* **WHAT YOU WILL DO**
Select the lines of the records containing the word "title" and list them.
START DATASET EXCERPTS
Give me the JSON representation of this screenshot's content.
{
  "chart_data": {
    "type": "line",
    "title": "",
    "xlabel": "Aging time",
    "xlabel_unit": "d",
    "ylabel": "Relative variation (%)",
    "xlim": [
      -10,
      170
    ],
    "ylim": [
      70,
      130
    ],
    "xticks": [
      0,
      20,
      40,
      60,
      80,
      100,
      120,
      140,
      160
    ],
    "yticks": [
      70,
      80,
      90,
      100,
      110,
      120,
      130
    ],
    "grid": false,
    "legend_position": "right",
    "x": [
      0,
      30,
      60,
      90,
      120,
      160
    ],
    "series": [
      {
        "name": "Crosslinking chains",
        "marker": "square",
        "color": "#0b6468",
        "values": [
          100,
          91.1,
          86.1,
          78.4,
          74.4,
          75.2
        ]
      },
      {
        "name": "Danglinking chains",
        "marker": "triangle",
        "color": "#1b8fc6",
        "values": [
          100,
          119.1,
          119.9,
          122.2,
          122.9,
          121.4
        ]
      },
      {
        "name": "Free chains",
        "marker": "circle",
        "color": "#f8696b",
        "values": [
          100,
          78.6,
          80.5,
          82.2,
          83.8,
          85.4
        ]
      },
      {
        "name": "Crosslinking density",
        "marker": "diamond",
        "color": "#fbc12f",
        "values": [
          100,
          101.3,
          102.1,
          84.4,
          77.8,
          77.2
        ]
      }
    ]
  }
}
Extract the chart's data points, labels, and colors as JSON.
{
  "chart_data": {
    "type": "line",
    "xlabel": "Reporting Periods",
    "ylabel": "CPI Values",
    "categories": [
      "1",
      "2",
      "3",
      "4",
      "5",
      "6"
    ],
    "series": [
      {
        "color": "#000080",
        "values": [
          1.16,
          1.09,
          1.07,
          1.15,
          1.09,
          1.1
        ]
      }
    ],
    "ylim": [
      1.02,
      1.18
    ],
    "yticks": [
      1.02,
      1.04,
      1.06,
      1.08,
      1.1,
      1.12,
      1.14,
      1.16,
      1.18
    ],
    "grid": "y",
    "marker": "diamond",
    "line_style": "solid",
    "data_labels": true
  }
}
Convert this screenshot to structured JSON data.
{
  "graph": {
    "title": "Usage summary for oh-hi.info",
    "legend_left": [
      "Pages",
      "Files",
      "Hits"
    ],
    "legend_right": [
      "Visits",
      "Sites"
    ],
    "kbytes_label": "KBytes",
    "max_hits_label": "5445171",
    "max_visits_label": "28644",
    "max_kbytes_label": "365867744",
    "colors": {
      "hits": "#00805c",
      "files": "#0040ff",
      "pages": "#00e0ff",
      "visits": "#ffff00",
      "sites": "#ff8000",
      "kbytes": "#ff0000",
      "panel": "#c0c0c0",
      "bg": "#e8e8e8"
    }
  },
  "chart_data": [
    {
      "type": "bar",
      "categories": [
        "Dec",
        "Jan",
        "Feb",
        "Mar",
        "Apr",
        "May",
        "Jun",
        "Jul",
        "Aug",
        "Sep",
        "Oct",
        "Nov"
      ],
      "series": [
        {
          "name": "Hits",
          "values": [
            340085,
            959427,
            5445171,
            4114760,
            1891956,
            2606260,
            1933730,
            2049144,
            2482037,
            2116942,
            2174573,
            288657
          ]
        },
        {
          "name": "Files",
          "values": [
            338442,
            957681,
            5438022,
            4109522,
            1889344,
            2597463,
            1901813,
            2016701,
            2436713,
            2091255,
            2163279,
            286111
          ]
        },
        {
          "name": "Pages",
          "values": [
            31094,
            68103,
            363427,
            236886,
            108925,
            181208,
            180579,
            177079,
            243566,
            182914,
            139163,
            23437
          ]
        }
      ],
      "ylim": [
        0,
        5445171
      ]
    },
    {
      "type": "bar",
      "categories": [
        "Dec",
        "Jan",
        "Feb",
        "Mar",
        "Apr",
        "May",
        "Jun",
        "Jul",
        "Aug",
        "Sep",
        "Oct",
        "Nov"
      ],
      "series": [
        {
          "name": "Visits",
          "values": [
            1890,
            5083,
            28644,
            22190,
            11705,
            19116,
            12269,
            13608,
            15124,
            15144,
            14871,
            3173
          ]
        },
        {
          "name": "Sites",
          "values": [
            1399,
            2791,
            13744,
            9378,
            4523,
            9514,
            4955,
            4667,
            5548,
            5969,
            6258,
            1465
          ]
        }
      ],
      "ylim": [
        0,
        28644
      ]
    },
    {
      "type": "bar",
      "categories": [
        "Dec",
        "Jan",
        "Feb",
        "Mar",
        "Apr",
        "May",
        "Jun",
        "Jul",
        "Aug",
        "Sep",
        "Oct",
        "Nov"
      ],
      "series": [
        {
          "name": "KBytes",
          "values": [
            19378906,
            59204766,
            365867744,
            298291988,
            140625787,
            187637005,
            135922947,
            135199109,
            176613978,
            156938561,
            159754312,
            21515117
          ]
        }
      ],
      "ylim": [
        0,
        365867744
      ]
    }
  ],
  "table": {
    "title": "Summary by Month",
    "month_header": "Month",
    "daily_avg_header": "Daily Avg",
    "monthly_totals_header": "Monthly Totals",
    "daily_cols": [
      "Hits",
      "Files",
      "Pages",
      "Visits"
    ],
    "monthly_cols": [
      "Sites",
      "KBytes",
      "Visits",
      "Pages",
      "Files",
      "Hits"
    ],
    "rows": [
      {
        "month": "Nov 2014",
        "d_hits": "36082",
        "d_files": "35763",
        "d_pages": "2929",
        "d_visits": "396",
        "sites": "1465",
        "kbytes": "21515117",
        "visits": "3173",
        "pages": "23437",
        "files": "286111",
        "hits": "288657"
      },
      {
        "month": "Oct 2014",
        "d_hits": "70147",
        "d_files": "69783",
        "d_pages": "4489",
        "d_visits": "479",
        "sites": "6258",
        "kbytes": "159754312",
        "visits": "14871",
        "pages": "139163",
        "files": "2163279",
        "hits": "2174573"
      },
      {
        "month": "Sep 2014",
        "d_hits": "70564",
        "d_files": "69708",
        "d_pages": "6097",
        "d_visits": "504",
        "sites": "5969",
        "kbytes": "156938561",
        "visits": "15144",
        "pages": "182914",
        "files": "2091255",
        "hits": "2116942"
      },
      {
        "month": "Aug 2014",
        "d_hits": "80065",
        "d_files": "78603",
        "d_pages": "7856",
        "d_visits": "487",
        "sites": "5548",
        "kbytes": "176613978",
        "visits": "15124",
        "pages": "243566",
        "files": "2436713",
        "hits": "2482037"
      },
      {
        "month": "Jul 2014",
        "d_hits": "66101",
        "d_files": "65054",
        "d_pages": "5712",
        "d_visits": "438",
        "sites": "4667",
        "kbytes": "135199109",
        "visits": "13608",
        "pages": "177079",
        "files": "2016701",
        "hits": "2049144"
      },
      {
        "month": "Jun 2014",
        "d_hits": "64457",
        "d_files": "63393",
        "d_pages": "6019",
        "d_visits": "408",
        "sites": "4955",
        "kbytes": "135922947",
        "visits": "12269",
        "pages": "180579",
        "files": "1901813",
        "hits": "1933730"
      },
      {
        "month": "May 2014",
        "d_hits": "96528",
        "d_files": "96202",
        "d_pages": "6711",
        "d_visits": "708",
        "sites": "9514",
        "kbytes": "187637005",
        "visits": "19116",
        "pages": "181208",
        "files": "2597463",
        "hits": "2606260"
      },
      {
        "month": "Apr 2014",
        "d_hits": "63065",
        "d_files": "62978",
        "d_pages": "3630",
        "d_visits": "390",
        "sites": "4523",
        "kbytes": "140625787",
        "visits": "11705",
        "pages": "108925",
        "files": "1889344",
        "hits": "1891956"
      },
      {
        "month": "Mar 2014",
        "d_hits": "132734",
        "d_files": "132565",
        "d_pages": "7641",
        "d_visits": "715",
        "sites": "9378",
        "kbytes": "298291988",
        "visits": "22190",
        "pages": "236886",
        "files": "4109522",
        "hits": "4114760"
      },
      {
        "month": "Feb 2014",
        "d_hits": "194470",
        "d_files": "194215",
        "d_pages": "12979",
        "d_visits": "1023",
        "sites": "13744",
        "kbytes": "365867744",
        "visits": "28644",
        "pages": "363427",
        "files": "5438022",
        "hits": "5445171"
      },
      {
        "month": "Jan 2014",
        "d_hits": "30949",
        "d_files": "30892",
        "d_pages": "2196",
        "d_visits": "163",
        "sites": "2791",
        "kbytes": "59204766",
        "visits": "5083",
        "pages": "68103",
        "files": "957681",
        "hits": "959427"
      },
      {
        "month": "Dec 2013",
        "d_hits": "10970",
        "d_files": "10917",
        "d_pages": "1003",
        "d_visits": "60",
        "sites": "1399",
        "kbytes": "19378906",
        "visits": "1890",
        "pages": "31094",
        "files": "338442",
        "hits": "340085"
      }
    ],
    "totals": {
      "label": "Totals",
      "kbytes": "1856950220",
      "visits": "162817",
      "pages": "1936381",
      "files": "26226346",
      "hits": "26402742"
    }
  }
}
END DATASET EXCERPTS
* **SOLVED EXERCISE**
    "title": "",
    "title": "Usage summary for oh-hi.info",
    "title": "Summary by Month",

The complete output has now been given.